Приведённый отрывок:

__________

Но Доу дал ему такое выраженье[26 — Доу (совр. Дау) Джордж (1781–1829) – английский живописец и портретист на исторические темы. Автор около 33 портретов русских военачальников для «Военной галереи» Зимнего дворца, он писал с натуры в 1828 г. портрет Пушкина (не сохранился). Пушкин упомянул имя художника в двух своих произведениях: «Полководце» и «Путешествии в Арзрум» (Черейский – 2. С. 132).].

Вот эту мысль Доу, мысль, заложенную в самом портрете, Пушкин только раскрывает в своем стихотворении, отсюда до самого конца; он только объясняет «презрительную думу» Барклая, выраженную в его лице художником; то сам портрет говорит, то говорит портретом Доу, а не Пушкин: «О люди! жалкий род», и т. д. И все стихотворение, так понятое, получает вид такой цельности, такого внутреннего единства, такой скромности, которые разглядеть – большая радость. Что Доу сказал портретом, то Пушкин передает нам словами; от себя он привносит только свое согласие с художником, и потому в заключительных строках:

Но чей высокий лик в грядущем поколенье

Поэта приведет в восторг и умиленье —

он говорит не о себе («поэта»): он разумеет Доу и себя вместе, и вообще всякую поэтическую душу.

И то новое, о чем я дальше хочу рассказать, узнал я путем медленного чтения, вглядываясь в стих, часто даже в отдельное слово. В Пушкине есть места, «куда еще не ступала нога человеческая», места трудно доступные и неведомые. Виною в том не его темнота, а всеобщий навык читать «по верхам», поверхностно. Но кто отважится пойти пешком, тот проникнет всюду и во всяком случае увидит много любопытного.

__________

Задания:
[1] Как в двух предложениях изложить суть отрывка о пушкинском стихотворении и портрете Барклая работы Доу?
[2] Перепишите дословно фрагмент из отрывка о пушкинском стихотворении и портрете Барклая работы Доу, начиная со слов «Вот эту мысль» и заканчивая словами «всякую поэтическую душу.».

Приведённый перечень:

__________

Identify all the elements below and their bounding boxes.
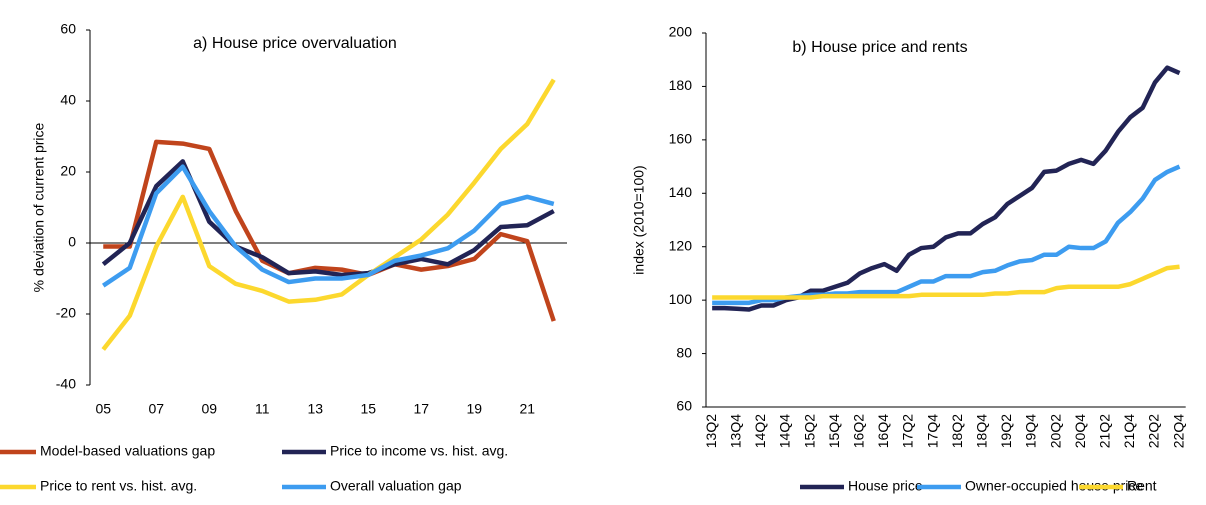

__________

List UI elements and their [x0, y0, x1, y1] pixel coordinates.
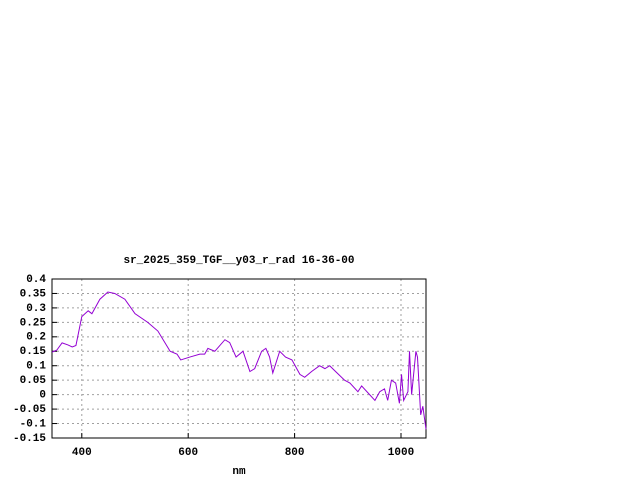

__________

Ответы по порядку:
[1] По мнению автора, Пушкин в стихотворении лишь раскрывает словами мысль, которую художник Доу вложил в портрет Барклая, и от себя добавляет только согласие с ним, а слово «поэта» в заключительных строках относится и к Доу, и к самому Пушкину, и ко всякой поэтической душе. Дальнейшее автор узнал медленным чтением и считает, что у Пушкина есть труднодоступные места, которые остаются неведомыми из-за всеобщей привычки читать поверхностно.

[2]
Вот эту мысль Доу, мысль, заложенную в самом портрете, Пушкин только раскрывает в своем стихотворении, отсюда до самого конца; он только объясняет «презрительную думу» Барклая, выраженную в его лице художником; то сам портрет говорит, то говорит портретом Доу, а не Пушкин: «О люди! жалкий род», и т. д. И все стихотворение, так понятое, получает вид такой цельности, такого внутреннего единства, такой скромности, которые разглядеть – большая радость. Что Доу сказал портретом, то Пушкин передает нам словами; от себя он привносит только свое согласие с художником, и потому в заключительных строках:

Но чей высокий лик в грядущем поколенье

Поэта приведет в восторг и умиленье —

он говорит не о себе («поэта»): он разумеет Доу и себя вместе, и вообще всякую поэтическую душу.